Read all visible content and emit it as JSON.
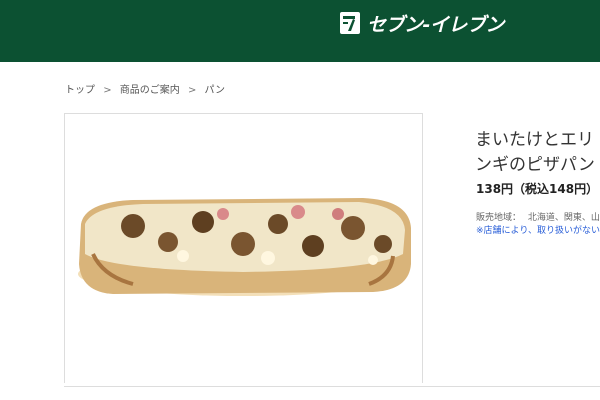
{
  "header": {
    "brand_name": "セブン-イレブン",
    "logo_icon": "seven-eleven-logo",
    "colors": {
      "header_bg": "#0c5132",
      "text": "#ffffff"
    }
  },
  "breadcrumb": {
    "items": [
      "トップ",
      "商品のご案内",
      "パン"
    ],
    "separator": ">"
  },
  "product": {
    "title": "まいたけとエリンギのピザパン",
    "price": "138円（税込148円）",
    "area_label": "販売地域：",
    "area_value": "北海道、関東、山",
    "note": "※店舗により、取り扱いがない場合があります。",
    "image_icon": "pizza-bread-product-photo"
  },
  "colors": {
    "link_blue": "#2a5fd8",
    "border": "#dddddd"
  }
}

--------------------------------

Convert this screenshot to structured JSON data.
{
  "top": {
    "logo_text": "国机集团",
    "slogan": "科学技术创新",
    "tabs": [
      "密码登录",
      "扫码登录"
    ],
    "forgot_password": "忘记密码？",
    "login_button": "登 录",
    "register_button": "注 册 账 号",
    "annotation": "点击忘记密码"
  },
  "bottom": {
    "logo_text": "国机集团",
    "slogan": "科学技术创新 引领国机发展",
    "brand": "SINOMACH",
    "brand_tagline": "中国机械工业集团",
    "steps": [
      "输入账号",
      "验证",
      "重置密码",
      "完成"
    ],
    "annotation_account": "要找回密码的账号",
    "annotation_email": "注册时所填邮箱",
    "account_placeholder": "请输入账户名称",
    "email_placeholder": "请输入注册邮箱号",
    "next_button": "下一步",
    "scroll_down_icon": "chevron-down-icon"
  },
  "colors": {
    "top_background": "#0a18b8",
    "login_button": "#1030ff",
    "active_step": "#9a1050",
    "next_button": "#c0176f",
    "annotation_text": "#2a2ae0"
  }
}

--------------------------------

Working from the listing above, pick out every line that has "科学技术创新" and copy it.

    "slogan": "科学技术创新",
    "slogan": "科学技术创新 引领国机发展",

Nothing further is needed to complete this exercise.